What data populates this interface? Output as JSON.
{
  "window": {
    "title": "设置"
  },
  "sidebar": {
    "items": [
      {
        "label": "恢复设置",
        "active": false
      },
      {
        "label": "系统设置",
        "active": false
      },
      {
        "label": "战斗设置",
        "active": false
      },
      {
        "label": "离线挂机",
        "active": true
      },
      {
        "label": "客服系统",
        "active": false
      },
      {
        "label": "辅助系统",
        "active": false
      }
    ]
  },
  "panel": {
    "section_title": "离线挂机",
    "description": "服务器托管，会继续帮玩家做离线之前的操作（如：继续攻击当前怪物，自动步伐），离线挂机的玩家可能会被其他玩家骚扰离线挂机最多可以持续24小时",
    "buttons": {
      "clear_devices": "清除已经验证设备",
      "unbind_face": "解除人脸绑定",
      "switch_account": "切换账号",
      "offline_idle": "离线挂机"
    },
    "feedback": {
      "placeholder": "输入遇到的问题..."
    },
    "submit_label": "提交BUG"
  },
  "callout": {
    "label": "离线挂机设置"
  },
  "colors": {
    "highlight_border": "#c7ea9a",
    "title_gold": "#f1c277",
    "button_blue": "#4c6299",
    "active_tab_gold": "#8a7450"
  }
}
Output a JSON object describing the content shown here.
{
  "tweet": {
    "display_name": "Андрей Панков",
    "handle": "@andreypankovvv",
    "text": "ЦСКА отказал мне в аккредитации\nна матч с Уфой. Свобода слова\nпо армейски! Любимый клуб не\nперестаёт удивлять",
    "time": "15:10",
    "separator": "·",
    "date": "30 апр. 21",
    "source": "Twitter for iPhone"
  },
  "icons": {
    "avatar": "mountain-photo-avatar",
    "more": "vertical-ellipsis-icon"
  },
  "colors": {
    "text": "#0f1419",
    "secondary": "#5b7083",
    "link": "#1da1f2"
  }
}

Written task:
Repeat the entries shown above, every one, word for word.

Output for this exercise:
What data populates this interface? Output as JSON.
{
  "window": {
    "title": "设置"
  },
  "sidebar": {
    "items": [
      {
        "label": "恢复设置",
        "active": false
      },
      {
        "label": "系统设置",
        "active": false
      },
      {
        "label": "战斗设置",
        "active": false
      },
      {
        "label": "离线挂机",
        "active": true
      },
      {
        "label": "客服系统",
        "active": false
      },
      {
        "label": "辅助系统",
        "active": false
      }
    ]
  },
  "panel": {
    "section_title": "离线挂机",
    "description": "服务器托管，会继续帮玩家做离线之前的操作（如：继续攻击当前怪物，自动步伐），离线挂机的玩家可能会被其他玩家骚扰离线挂机最多可以持续24小时",
    "buttons": {
      "clear_devices": "清除已经验证设备",
      "unbind_face": "解除人脸绑定",
      "switch_account": "切换账号",
      "offline_idle": "离线挂机"
    },
    "feedback": {
      "placeholder": "输入遇到的问题..."
    },
    "submit_label": "提交BUG"
  },
  "callout": {
    "label": "离线挂机设置"
  },
  "colors": {
    "highlight_border": "#c7ea9a",
    "title_gold": "#f1c277",
    "button_blue": "#4c6299",
    "active_tab_gold": "#8a7450"
  }
}
Output a JSON object describing the content shown here.
{
  "tweet": {
    "display_name": "Андрей Панков",
    "handle": "@andreypankovvv",
    "text": "ЦСКА отказал мне в аккредитации\nна матч с Уфой. Свобода слова\nпо армейски! Любимый клуб не\nперестаёт удивлять",
    "time": "15:10",
    "separator": "·",
    "date": "30 апр. 21",
    "source": "Twitter for iPhone"
  },
  "icons": {
    "avatar": "mountain-photo-avatar",
    "more": "vertical-ellipsis-icon"
  },
  "colors": {
    "text": "#0f1419",
    "secondary": "#5b7083",
    "link": "#1da1f2"
  }
}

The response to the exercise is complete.